SOAL A – Salin bagian bacaan tentang kualitas udara Jakarta, mulai dari "Sejumlah faktor yang" sampai dengan "akibat proses produksi.".

BACAAN –
%%

JAKARTA, KOMPAS.com - Indonesia, khususnya DKI Jakarta, sedang mengalami kualitas udara yang memburuk pada bulan Agustus ini.
Sejumlah faktor yang turut menjadi penyumbang memburuknya kualitas udara adalah emisi karbon dari sektor transportasi dan industri.
Sektor industri merupakan pengguna energi terbesar kedua setelah sektor transportasi (Kemenperin, 2020). Melalui Kementerian Perindustrian, para pelaku industri didorong untuk menerapkan konsep Industri Hijau, yaitu proses manufaktur berbasis prinsip berkelanjutan guna meningkatkan daya saing dan mengurangi dampak lingkungan atau perubahan iklim akibat proses produksi.
Pedoman Standar Industri Hijau yang diperkenalkan oleh Kementerian Perindustrian RI ini menjadi wujud keseriusan pemerintah terhadap pengembangan sektor industri dengan mengutamakan upaya efisiensi dan efektivitas penggunaan sumber daya secara berkelanjutan seiring dengan pencapaian target nol emisi karbon (NZE) pada tahun 2060.

%%

INFORMASI YANG DIBERIKAN –
%%

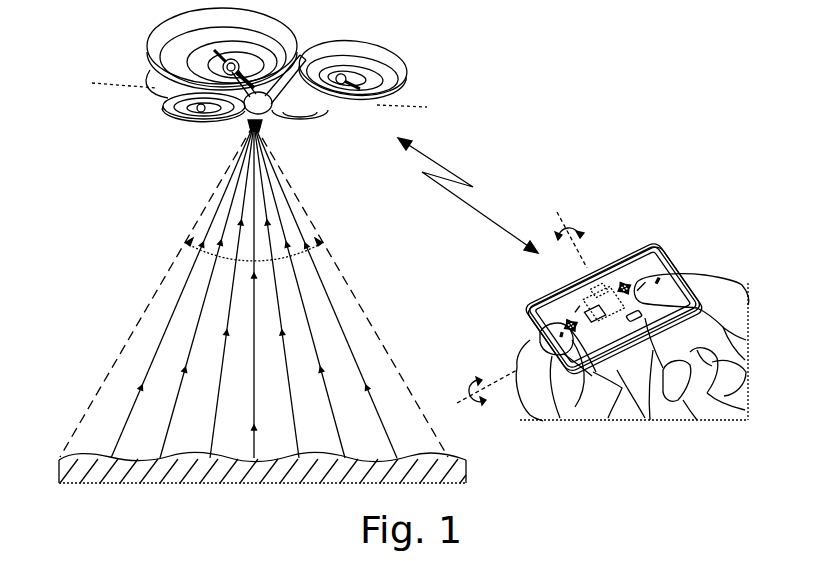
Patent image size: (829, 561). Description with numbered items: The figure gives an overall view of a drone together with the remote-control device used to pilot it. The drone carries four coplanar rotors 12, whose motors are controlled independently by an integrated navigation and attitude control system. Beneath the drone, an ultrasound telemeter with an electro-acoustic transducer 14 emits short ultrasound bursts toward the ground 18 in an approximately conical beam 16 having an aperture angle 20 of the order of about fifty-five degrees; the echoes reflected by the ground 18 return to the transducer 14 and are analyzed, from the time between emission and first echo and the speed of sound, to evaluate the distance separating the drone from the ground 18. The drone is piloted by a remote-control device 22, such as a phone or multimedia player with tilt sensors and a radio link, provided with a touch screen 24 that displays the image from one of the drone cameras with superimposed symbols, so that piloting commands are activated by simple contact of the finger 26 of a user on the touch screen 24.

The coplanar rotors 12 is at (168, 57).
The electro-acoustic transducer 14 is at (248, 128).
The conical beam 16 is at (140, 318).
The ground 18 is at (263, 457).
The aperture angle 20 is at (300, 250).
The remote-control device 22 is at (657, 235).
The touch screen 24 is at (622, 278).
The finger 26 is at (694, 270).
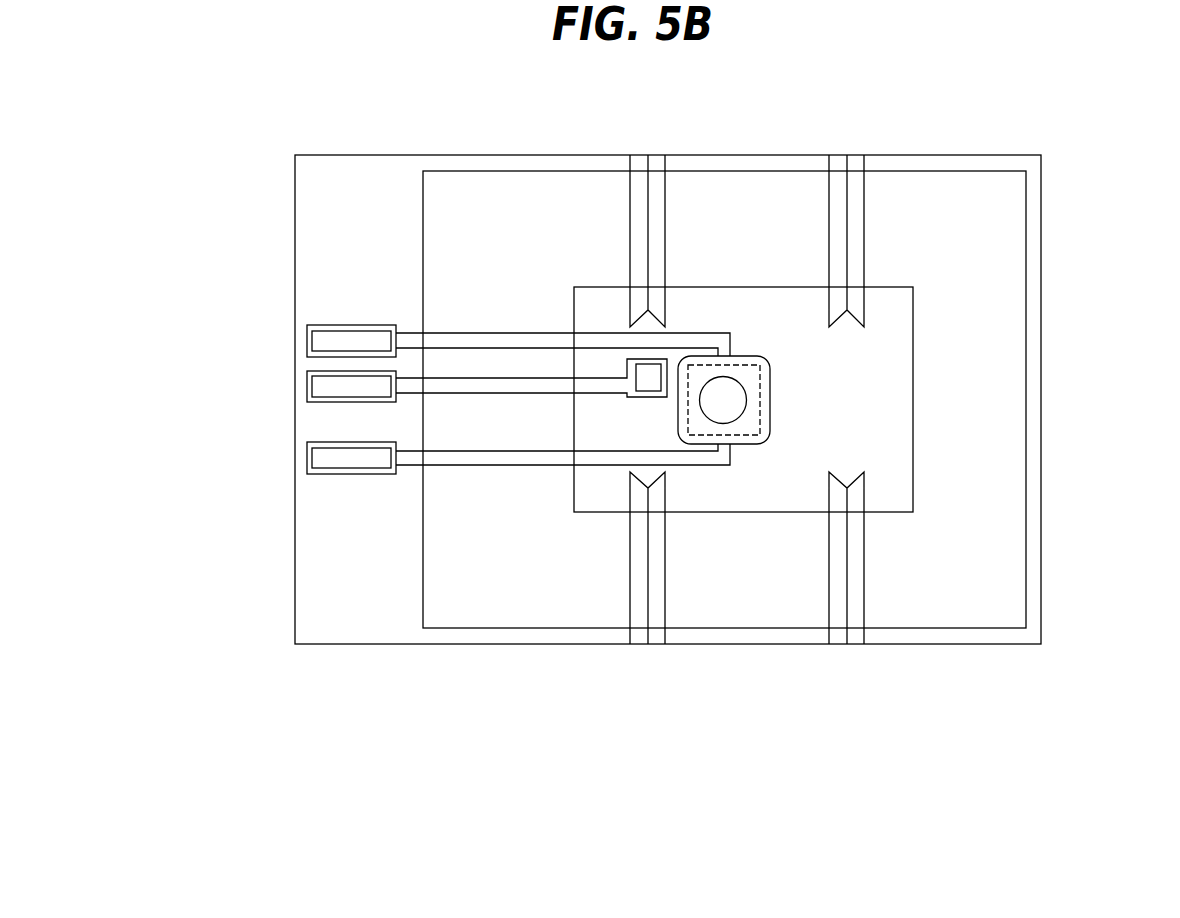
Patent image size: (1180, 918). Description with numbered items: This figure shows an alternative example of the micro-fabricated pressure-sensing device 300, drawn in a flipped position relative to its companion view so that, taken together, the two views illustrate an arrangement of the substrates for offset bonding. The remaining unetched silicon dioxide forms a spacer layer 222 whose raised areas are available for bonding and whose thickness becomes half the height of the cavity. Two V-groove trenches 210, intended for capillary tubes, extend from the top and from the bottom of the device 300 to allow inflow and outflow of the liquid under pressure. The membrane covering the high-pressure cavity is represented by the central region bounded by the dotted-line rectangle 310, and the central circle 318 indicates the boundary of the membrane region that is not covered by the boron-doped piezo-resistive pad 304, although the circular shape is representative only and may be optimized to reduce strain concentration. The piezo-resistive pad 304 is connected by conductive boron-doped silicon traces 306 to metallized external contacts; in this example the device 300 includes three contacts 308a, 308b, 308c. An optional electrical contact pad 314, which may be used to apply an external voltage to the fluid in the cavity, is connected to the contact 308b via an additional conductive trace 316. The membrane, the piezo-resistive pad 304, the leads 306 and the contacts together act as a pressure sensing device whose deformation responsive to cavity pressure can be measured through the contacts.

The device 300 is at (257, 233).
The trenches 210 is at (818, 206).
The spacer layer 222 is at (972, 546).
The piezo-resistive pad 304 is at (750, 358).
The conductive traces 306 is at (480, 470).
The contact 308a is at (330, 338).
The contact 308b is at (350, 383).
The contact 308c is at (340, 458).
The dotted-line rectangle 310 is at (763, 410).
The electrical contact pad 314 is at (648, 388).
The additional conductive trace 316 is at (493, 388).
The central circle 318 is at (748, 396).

%%

SOAL B – Ulangi kata demi kata isi daftar di atas, dari awal daftar sampai dengan baris yang memuat "The touch screen 24 is at (622, 278).". Jangan sertakan gambar dalam jawaban.

PENYELESAIAN TERTULIS A –
Sejumlah faktor yang turut menjadi penyumbang memburuknya kualitas udara adalah emisi karbon dari sektor transportasi dan industri.
Sektor industri merupakan pengguna energi terbesar kedua setelah sektor transportasi (Kemenperin, 2020). Melalui Kementerian Perindustrian, para pelaku industri didorong untuk menerapkan konsep Industri Hijau, yaitu proses manufaktur berbasis prinsip berkelanjutan guna meningkatkan daya saing dan mengurangi dampak lingkungan atau perubahan iklim akibat proses produksi.

PENYELESAIAN TERTULIS B –
Patent image size: (829, 561). Description with numbered items: The figure gives an overall view of a drone together with the remote-control device used to pilot it. The drone carries four coplanar rotors 12, whose motors are controlled independently by an integrated navigation and attitude control system. Beneath the drone, an ultrasound telemeter with an electro-acoustic transducer 14 emits short ultrasound bursts toward the ground 18 in an approximately conical beam 16 having an aperture angle 20 of the order of about fifty-five degrees; the echoes reflected by the ground 18 return to the transducer 14 and are analyzed, from the time between emission and first echo and the speed of sound, to evaluate the distance separating the drone from the ground 18. The drone is piloted by a remote-control device 22, such as a phone or multimedia player with tilt sensors and a radio link, provided with a touch screen 24 that displays the image from one of the drone cameras with superimposed symbols, so that piloting commands are activated by simple contact of the finger 26 of a user on the touch screen 24.

The coplanar rotors 12 is at (168, 57).
The electro-acoustic transducer 14 is at (248, 128).
The conical beam 16 is at (140, 318).
The ground 18 is at (263, 457).
The aperture angle 20 is at (300, 250).
The remote-control device 22 is at (657, 235).
The touch screen 24 is at (622, 278).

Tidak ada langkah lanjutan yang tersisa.